Data entries:
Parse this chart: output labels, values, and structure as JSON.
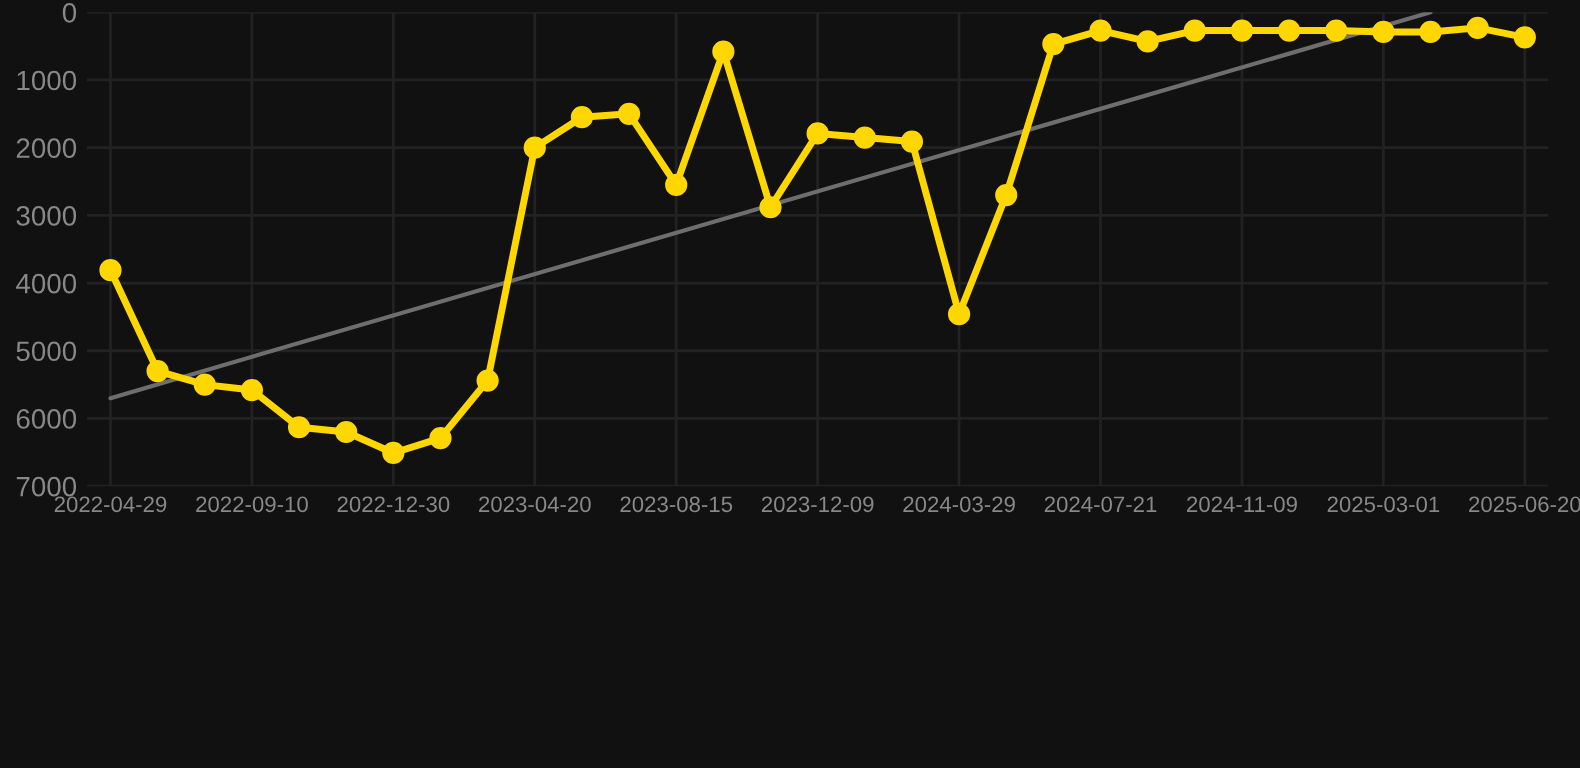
{
  "chart_data": {
    "type": "line",
    "categories": [
      "2022-04-29",
      null,
      null,
      "2022-09-10",
      null,
      null,
      "2022-12-30",
      null,
      null,
      "2023-04-20",
      null,
      null,
      "2023-08-15",
      null,
      null,
      "2023-12-09",
      null,
      null,
      "2024-03-29",
      null,
      null,
      "2024-07-21",
      null,
      null,
      "2024-11-09",
      null,
      null,
      "2025-03-01",
      null,
      null,
      "2025-06-20"
    ],
    "series": [
      {
        "color": "#ffd700",
        "marker": "circle",
        "values": [
          3810,
          5300,
          5500,
          5580,
          6130,
          6200,
          6510,
          6290,
          5440,
          2000,
          1550,
          1500,
          2550,
          580,
          2880,
          1790,
          1850,
          1910,
          4460,
          2700,
          470,
          270,
          430,
          270,
          270,
          270,
          270,
          290,
          290,
          230,
          370
        ]
      },
      {
        "color": "#6e6e6e",
        "marker": "none",
        "values": [
          5700,
          null,
          null,
          null,
          null,
          null,
          null,
          null,
          null,
          null,
          null,
          null,
          null,
          null,
          null,
          null,
          null,
          null,
          null,
          null,
          null,
          null,
          null,
          null,
          null,
          null,
          null,
          null,
          0,
          null,
          null
        ]
      }
    ],
    "ylim": [
      7000,
      0
    ],
    "yticks": [
      0,
      1000,
      2000,
      3000,
      4000,
      5000,
      6000,
      7000
    ],
    "grid": true,
    "line_style": "solid"
  }
}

The task:
Each entry must be retyped word for word, with every image omitted.

Exercise answer:
Parse this chart: output labels, values, and structure as JSON.
{
  "chart_data": {
    "type": "line",
    "categories": [
      "2022-04-29",
      null,
      null,
      "2022-09-10",
      null,
      null,
      "2022-12-30",
      null,
      null,
      "2023-04-20",
      null,
      null,
      "2023-08-15",
      null,
      null,
      "2023-12-09",
      null,
      null,
      "2024-03-29",
      null,
      null,
      "2024-07-21",
      null,
      null,
      "2024-11-09",
      null,
      null,
      "2025-03-01",
      null,
      null,
      "2025-06-20"
    ],
    "series": [
      {
        "color": "#ffd700",
        "marker": "circle",
        "values": [
          3810,
          5300,
          5500,
          5580,
          6130,
          6200,
          6510,
          6290,
          5440,
          2000,
          1550,
          1500,
          2550,
          580,
          2880,
          1790,
          1850,
          1910,
          4460,
          2700,
          470,
          270,
          430,
          270,
          270,
          270,
          270,
          290,
          290,
          230,
          370
        ]
      },
      {
        "color": "#6e6e6e",
        "marker": "none",
        "values": [
          5700,
          null,
          null,
          null,
          null,
          null,
          null,
          null,
          null,
          null,
          null,
          null,
          null,
          null,
          null,
          null,
          null,
          null,
          null,
          null,
          null,
          null,
          null,
          null,
          null,
          null,
          null,
          null,
          0,
          null,
          null
        ]
      }
    ],
    "ylim": [
      7000,
      0
    ],
    "yticks": [
      0,
      1000,
      2000,
      3000,
      4000,
      5000,
      6000,
      7000
    ],
    "grid": true,
    "line_style": "solid"
  }
}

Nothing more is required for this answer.